_WORK TO BE COMPLETED_
Determine how many lines in these records hold "JSON". Only the number is wanted.

_DATA FOR THIS TASK_
■ ■ ■ ■ ■ ■ ■

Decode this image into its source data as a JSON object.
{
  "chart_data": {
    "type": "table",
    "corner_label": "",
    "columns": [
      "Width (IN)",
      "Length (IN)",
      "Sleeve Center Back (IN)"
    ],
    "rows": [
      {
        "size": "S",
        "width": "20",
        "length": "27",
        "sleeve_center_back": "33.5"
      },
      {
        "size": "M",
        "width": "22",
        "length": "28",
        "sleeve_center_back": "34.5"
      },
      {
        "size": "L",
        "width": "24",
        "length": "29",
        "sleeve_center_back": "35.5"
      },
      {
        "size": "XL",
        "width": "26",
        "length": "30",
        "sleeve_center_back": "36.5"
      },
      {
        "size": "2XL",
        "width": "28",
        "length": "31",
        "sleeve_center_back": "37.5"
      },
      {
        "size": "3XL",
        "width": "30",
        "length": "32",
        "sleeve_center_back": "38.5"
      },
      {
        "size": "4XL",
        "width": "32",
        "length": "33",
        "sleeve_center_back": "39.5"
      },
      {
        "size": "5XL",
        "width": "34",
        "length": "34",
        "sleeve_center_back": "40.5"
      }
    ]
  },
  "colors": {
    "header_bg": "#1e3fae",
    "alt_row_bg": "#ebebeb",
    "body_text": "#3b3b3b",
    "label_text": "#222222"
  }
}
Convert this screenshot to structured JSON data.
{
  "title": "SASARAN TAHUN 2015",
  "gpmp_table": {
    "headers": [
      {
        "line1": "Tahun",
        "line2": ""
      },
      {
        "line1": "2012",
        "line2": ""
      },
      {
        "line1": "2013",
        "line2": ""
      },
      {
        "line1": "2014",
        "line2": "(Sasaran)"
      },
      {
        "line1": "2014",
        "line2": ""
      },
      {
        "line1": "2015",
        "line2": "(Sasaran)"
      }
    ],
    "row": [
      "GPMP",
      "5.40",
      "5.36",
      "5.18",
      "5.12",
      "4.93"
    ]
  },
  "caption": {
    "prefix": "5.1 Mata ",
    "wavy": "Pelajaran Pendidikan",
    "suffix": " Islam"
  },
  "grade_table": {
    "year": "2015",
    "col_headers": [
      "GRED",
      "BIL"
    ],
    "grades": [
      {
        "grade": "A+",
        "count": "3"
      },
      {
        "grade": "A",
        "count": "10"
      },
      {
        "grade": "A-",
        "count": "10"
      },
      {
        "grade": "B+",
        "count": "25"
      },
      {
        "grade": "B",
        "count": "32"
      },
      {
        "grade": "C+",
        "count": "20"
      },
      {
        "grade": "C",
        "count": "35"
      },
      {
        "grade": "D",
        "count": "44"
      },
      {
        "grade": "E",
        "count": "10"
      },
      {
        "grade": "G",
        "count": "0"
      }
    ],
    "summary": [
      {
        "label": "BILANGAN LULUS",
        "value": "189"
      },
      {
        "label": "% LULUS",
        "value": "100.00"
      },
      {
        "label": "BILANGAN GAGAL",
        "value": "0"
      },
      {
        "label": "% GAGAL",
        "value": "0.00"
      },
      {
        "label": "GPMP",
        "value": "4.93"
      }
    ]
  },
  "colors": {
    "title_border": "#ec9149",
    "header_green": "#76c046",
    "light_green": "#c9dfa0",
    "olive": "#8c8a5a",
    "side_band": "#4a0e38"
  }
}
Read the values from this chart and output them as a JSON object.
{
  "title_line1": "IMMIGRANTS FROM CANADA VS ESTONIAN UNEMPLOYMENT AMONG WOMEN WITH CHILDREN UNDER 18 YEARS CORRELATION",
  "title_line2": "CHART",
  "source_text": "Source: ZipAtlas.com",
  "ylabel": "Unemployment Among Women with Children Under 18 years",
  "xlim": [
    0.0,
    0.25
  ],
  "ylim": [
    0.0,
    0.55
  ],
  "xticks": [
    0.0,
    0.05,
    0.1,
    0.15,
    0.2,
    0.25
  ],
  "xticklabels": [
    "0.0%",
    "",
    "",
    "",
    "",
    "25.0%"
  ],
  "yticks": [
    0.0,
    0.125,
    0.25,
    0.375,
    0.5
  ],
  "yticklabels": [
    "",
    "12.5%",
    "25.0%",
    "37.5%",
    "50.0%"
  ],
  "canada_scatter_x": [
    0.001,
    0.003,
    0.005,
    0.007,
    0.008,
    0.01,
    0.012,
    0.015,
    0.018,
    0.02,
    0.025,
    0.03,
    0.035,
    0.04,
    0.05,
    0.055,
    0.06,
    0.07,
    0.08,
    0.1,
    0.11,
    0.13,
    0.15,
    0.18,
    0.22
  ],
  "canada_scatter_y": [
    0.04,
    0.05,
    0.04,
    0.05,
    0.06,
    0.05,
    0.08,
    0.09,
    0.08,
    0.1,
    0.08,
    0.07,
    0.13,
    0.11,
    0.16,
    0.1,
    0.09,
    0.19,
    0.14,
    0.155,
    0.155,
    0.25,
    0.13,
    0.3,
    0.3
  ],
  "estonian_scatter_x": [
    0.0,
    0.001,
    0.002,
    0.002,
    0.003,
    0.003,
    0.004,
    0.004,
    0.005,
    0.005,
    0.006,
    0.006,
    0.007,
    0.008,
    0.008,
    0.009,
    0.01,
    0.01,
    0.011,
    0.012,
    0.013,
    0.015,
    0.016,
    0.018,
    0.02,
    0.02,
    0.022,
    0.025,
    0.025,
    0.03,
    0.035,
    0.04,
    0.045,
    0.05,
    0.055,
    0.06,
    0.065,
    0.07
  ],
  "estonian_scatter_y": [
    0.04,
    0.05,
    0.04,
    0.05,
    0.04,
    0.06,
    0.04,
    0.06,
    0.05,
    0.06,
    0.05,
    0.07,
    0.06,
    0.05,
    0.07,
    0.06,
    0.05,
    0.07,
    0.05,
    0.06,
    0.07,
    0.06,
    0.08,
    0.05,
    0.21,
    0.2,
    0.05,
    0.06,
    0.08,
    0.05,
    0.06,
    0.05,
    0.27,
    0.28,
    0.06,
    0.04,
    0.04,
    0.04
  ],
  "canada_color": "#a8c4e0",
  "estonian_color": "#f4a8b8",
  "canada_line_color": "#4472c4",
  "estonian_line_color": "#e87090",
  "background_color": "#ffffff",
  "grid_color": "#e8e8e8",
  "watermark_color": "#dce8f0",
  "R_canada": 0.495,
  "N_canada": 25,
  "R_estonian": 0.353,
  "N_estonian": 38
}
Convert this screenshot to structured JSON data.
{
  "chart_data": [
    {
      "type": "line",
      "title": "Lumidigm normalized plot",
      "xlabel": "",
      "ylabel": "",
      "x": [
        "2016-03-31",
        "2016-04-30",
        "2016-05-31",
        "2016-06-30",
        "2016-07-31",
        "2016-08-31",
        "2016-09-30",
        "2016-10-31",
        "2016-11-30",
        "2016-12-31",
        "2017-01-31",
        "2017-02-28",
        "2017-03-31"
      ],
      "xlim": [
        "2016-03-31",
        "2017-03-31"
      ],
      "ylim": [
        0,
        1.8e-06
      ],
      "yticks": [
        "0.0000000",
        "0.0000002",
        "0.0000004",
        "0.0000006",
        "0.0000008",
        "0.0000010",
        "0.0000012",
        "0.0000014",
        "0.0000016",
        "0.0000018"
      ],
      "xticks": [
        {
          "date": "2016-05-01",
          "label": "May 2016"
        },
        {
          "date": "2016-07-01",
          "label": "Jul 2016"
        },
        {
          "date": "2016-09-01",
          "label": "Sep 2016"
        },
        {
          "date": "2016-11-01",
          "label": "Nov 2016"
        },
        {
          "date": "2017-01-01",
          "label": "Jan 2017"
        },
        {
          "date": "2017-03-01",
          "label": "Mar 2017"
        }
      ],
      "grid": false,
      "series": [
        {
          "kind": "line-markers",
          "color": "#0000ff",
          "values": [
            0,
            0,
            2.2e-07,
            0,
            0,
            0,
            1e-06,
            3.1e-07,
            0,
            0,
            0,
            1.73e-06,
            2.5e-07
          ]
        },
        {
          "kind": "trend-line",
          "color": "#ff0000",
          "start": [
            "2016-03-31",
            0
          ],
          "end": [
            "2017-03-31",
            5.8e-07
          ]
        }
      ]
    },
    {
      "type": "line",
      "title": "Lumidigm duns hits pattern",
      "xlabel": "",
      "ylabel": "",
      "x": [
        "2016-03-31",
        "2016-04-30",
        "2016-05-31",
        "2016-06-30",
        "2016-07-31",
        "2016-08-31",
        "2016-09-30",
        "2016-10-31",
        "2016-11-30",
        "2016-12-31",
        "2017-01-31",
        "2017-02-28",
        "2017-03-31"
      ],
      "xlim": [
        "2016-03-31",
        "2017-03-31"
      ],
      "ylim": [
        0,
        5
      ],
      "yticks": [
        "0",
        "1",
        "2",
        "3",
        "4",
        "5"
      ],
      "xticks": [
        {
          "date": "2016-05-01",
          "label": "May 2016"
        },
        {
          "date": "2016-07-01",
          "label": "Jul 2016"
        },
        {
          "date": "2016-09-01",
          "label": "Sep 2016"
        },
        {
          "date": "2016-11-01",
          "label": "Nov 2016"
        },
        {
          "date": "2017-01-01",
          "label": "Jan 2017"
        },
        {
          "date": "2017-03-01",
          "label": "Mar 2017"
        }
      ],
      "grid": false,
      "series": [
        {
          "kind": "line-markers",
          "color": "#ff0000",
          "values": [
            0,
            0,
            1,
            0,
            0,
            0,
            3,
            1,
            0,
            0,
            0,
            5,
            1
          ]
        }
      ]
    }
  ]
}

■ ■ ■ ■ ■ ■ ■

_THE COMPLETED TASK_
4